--- Data entries ---

_ _ _ _ _ _ _

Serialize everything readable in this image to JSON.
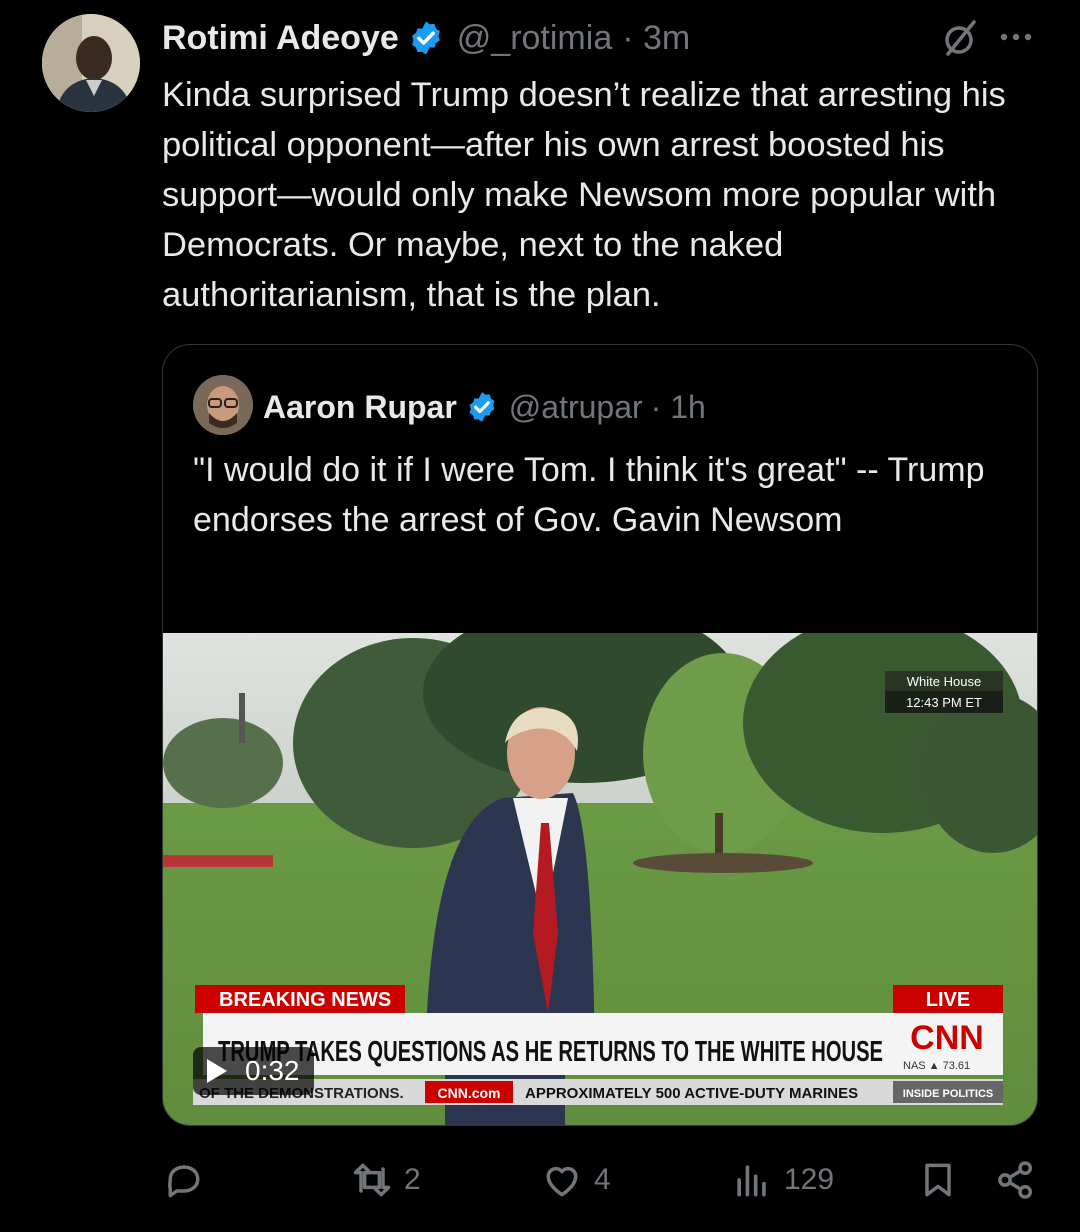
{
  "tweet": {
    "author_name": "Rotimi Adeoye",
    "handle": "@_rotimia",
    "time": "· 3m",
    "text": "Kinda surprised Trump doesn’t realize that arresting his political opponent—after his own arrest boosted his support—would only make Newsom more popular with Democrats. Or maybe, next to the naked authoritarianism, that is the plan."
  },
  "quote": {
    "author_name": "Aaron Rupar",
    "handle": "@atrupar",
    "time": "· 1h",
    "text": "\"I would do it if I were Tom. I think it's great\" -- Trump endorses the arrest of Gov. Gavin Newsom",
    "video": {
      "duration": "0:32",
      "location_label": "White House",
      "time_label": "12:43 PM ET",
      "breaking_label": "BREAKING NEWS",
      "live_label": "LIVE",
      "headline": "TRUMP TAKES QUESTIONS AS HE RETURNS TO THE WHITE HOUSE",
      "network": "CNN",
      "ticker_left": "OF THE DEMONSTRATIONS.",
      "ticker_site": "CNN.com",
      "ticker_right": "APPROXIMATELY 500 ACTIVE-DUTY MARINES",
      "ticker_show": "INSIDE POLITICS",
      "market": "NAS ▲ 73.61"
    }
  },
  "actions": {
    "reply_count": "",
    "retweet_count": "2",
    "like_count": "4",
    "view_count": "129"
  },
  "colors": {
    "background": "#000000",
    "text": "#e7e9ea",
    "secondary": "#71767b",
    "verified": "#1d9bf0",
    "cnn_red": "#cc0000"
  }
}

_ _ _ _ _ _ _

--- Written instruction ---
Restate the records above in full, word for word. Keep pictures out.

--- Output for this task ---
Serialize everything readable in this image to JSON.
{
  "tweet": {
    "author_name": "Rotimi Adeoye",
    "handle": "@_rotimia",
    "time": "· 3m",
    "text": "Kinda surprised Trump doesn’t realize that arresting his political opponent—after his own arrest boosted his support—would only make Newsom more popular with Democrats. Or maybe, next to the naked authoritarianism, that is the plan."
  },
  "quote": {
    "author_name": "Aaron Rupar",
    "handle": "@atrupar",
    "time": "· 1h",
    "text": "\"I would do it if I were Tom. I think it's great\" -- Trump endorses the arrest of Gov. Gavin Newsom",
    "video": {
      "duration": "0:32",
      "location_label": "White House",
      "time_label": "12:43 PM ET",
      "breaking_label": "BREAKING NEWS",
      "live_label": "LIVE",
      "headline": "TRUMP TAKES QUESTIONS AS HE RETURNS TO THE WHITE HOUSE",
      "network": "CNN",
      "ticker_left": "OF THE DEMONSTRATIONS.",
      "ticker_site": "CNN.com",
      "ticker_right": "APPROXIMATELY 500 ACTIVE-DUTY MARINES",
      "ticker_show": "INSIDE POLITICS",
      "market": "NAS ▲ 73.61"
    }
  },
  "actions": {
    "reply_count": "",
    "retweet_count": "2",
    "like_count": "4",
    "view_count": "129"
  },
  "colors": {
    "background": "#000000",
    "text": "#e7e9ea",
    "secondary": "#71767b",
    "verified": "#1d9bf0",
    "cnn_red": "#cc0000"
  }
}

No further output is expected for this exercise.